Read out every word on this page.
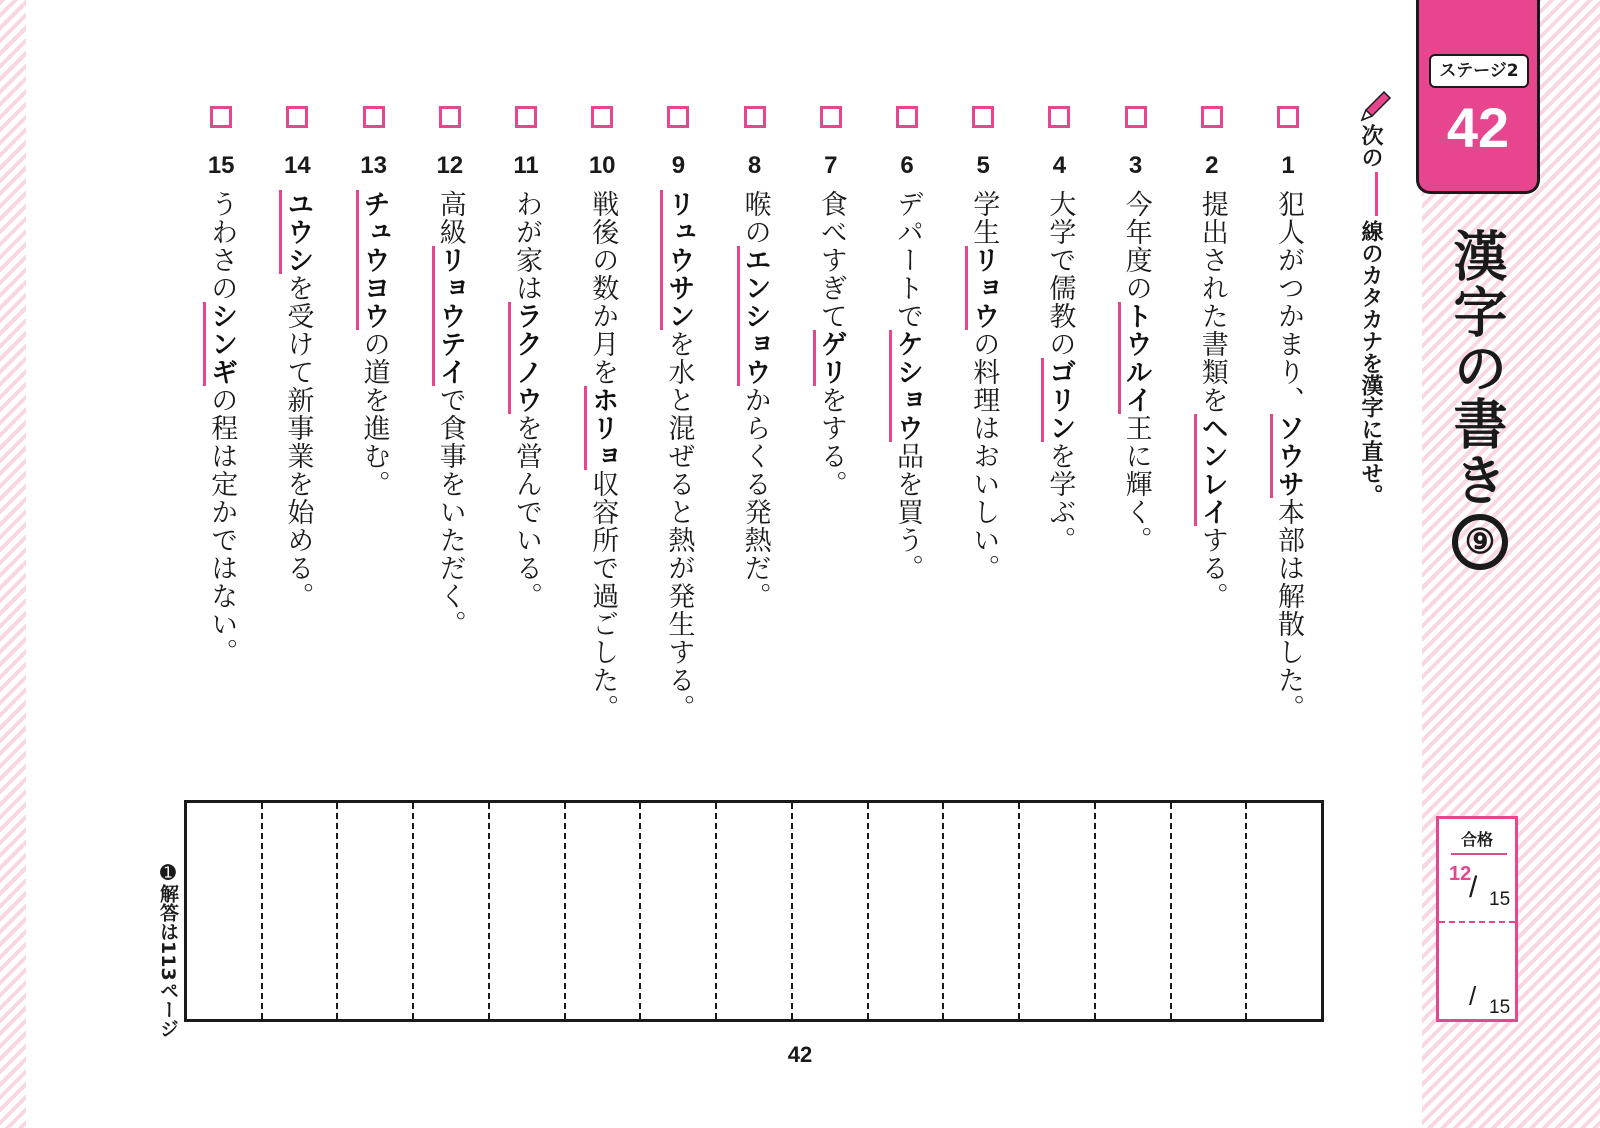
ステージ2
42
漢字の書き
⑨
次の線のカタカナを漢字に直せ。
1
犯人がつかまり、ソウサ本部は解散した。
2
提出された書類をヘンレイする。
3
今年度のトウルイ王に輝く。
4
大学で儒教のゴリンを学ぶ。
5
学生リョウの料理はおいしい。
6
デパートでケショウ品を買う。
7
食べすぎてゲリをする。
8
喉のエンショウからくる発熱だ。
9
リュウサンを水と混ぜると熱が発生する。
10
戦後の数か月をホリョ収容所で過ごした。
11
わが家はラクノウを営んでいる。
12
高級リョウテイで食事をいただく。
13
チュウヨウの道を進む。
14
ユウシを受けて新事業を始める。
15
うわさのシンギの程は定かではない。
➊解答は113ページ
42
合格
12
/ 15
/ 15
⁂
Return the material word for word. Pictures are not part of the copy.

Read out every word on this page.
ステージ2
42
漢字の書き
⑨
次の線のカタカナを漢字に直せ。
1
犯人がつかまり、ソウサ本部は解散した。
2
提出された書類をヘンレイする。
3
今年度のトウルイ王に輝く。
4
大学で儒教のゴリンを学ぶ。
5
学生リョウの料理はおいしい。
6
デパートでケショウ品を買う。
7
食べすぎてゲリをする。
8
喉のエンショウからくる発熱だ。
9
リュウサンを水と混ぜると熱が発生する。
10
戦後の数か月をホリョ収容所で過ごした。
11
わが家はラクノウを営んでいる。
12
高級リョウテイで食事をいただく。
13
チュウヨウの道を進む。
14
ユウシを受けて新事業を始める。
15
うわさのシンギの程は定かではない。
➊解答は113ページ
42
合格
12
/ 15
/ 15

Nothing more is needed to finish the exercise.